With the pictures left out, copy the listing below exactly.

§ **Stored records**
◆ ◆ ◆ ◆ ◆

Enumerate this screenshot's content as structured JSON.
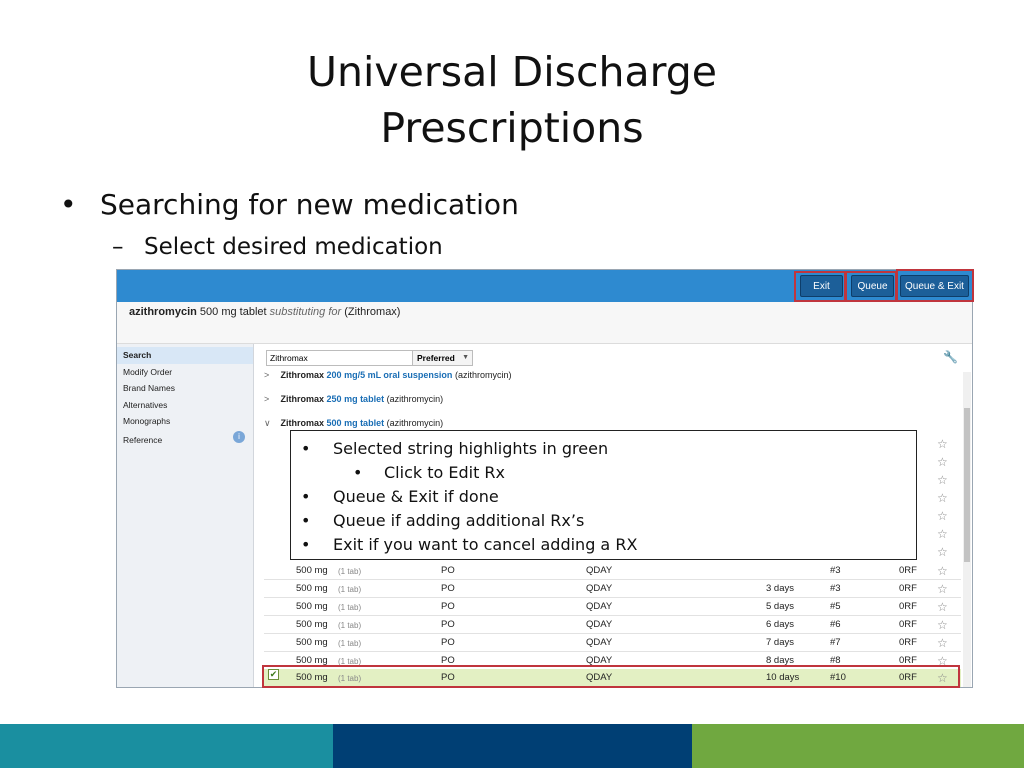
{
  "slide": {
    "title_line1": "Universal Discharge",
    "title_line2": "Prescriptions",
    "bullet": "Searching for new medication",
    "sub_bullet": "Select desired medication"
  },
  "app": {
    "toolbar": {
      "exit": "Exit",
      "queue": "Queue",
      "queue_exit": "Queue & Exit"
    },
    "header": {
      "drug": "azithromycin",
      "rest": "500 mg tablet",
      "sub": "substituting for",
      "orig": "(Zithromax)"
    },
    "nav": [
      "Search",
      "Modify Order",
      "Brand Names",
      "Alternatives",
      "Monographs",
      "Reference"
    ],
    "search": {
      "value": "Zithromax",
      "filter": "Preferred"
    },
    "results": [
      {
        "chev": ">",
        "brand": "Zithromax",
        "strength": "200 mg/5 mL oral suspension",
        "generic": "(azithromycin)"
      },
      {
        "chev": ">",
        "brand": "Zithromax",
        "strength": "250 mg tablet",
        "generic": "(azithromycin)"
      },
      {
        "chev": "∨",
        "brand": "Zithromax",
        "strength": "500 mg tablet",
        "generic": "(azithromycin)"
      }
    ],
    "dose_rows": [
      {
        "dose": "500 mg",
        "unit": "(1 tab)",
        "route": "PO",
        "freq": "QDAY",
        "duration": "",
        "qty": "#3",
        "refills": "0RF"
      },
      {
        "dose": "500 mg",
        "unit": "(1 tab)",
        "route": "PO",
        "freq": "QDAY",
        "duration": "3 days",
        "qty": "#3",
        "refills": "0RF"
      },
      {
        "dose": "500 mg",
        "unit": "(1 tab)",
        "route": "PO",
        "freq": "QDAY",
        "duration": "5 days",
        "qty": "#5",
        "refills": "0RF"
      },
      {
        "dose": "500 mg",
        "unit": "(1 tab)",
        "route": "PO",
        "freq": "QDAY",
        "duration": "6 days",
        "qty": "#6",
        "refills": "0RF"
      },
      {
        "dose": "500 mg",
        "unit": "(1 tab)",
        "route": "PO",
        "freq": "QDAY",
        "duration": "7 days",
        "qty": "#7",
        "refills": "0RF"
      },
      {
        "dose": "500 mg",
        "unit": "(1 tab)",
        "route": "PO",
        "freq": "QDAY",
        "duration": "8 days",
        "qty": "#8",
        "refills": "0RF"
      },
      {
        "dose": "500 mg",
        "unit": "(1 tab)",
        "route": "PO",
        "freq": "QDAY",
        "duration": "10 days",
        "qty": "#10",
        "refills": "0RF",
        "selected": true
      }
    ]
  },
  "callout": {
    "l1": "Selected string highlights in green",
    "l2": "Click to Edit Rx",
    "l3": "Queue & Exit if done",
    "l4": "Queue if adding additional Rx’s",
    "l5": "Exit if you want to cancel adding a RX"
  },
  "colors": {
    "topbar": "#2e8ad0",
    "highlight_border": "#c0353d",
    "selected_row": "#e3f0c3",
    "footer": [
      "#1a8fa0",
      "#003f74",
      "#70a840"
    ]
  }
}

◆ ◆ ◆ ◆ ◆

§ **Answer to this task**
Enumerate this screenshot's content as structured JSON.
{
  "slide": {
    "title_line1": "Universal Discharge",
    "title_line2": "Prescriptions",
    "bullet": "Searching for new medication",
    "sub_bullet": "Select desired medication"
  },
  "app": {
    "toolbar": {
      "exit": "Exit",
      "queue": "Queue",
      "queue_exit": "Queue & Exit"
    },
    "header": {
      "drug": "azithromycin",
      "rest": "500 mg tablet",
      "sub": "substituting for",
      "orig": "(Zithromax)"
    },
    "nav": [
      "Search",
      "Modify Order",
      "Brand Names",
      "Alternatives",
      "Monographs",
      "Reference"
    ],
    "search": {
      "value": "Zithromax",
      "filter": "Preferred"
    },
    "results": [
      {
        "chev": ">",
        "brand": "Zithromax",
        "strength": "200 mg/5 mL oral suspension",
        "generic": "(azithromycin)"
      },
      {
        "chev": ">",
        "brand": "Zithromax",
        "strength": "250 mg tablet",
        "generic": "(azithromycin)"
      },
      {
        "chev": "∨",
        "brand": "Zithromax",
        "strength": "500 mg tablet",
        "generic": "(azithromycin)"
      }
    ],
    "dose_rows": [
      {
        "dose": "500 mg",
        "unit": "(1 tab)",
        "route": "PO",
        "freq": "QDAY",
        "duration": "",
        "qty": "#3",
        "refills": "0RF"
      },
      {
        "dose": "500 mg",
        "unit": "(1 tab)",
        "route": "PO",
        "freq": "QDAY",
        "duration": "3 days",
        "qty": "#3",
        "refills": "0RF"
      },
      {
        "dose": "500 mg",
        "unit": "(1 tab)",
        "route": "PO",
        "freq": "QDAY",
        "duration": "5 days",
        "qty": "#5",
        "refills": "0RF"
      },
      {
        "dose": "500 mg",
        "unit": "(1 tab)",
        "route": "PO",
        "freq": "QDAY",
        "duration": "6 days",
        "qty": "#6",
        "refills": "0RF"
      },
      {
        "dose": "500 mg",
        "unit": "(1 tab)",
        "route": "PO",
        "freq": "QDAY",
        "duration": "7 days",
        "qty": "#7",
        "refills": "0RF"
      },
      {
        "dose": "500 mg",
        "unit": "(1 tab)",
        "route": "PO",
        "freq": "QDAY",
        "duration": "8 days",
        "qty": "#8",
        "refills": "0RF"
      },
      {
        "dose": "500 mg",
        "unit": "(1 tab)",
        "route": "PO",
        "freq": "QDAY",
        "duration": "10 days",
        "qty": "#10",
        "refills": "0RF",
        "selected": true
      }
    ]
  },
  "callout": {
    "l1": "Selected string highlights in green",
    "l2": "Click to Edit Rx",
    "l3": "Queue & Exit if done",
    "l4": "Queue if adding additional Rx’s",
    "l5": "Exit if you want to cancel adding a RX"
  },
  "colors": {
    "topbar": "#2e8ad0",
    "highlight_border": "#c0353d",
    "selected_row": "#e3f0c3",
    "footer": [
      "#1a8fa0",
      "#003f74",
      "#70a840"
    ]
  }
}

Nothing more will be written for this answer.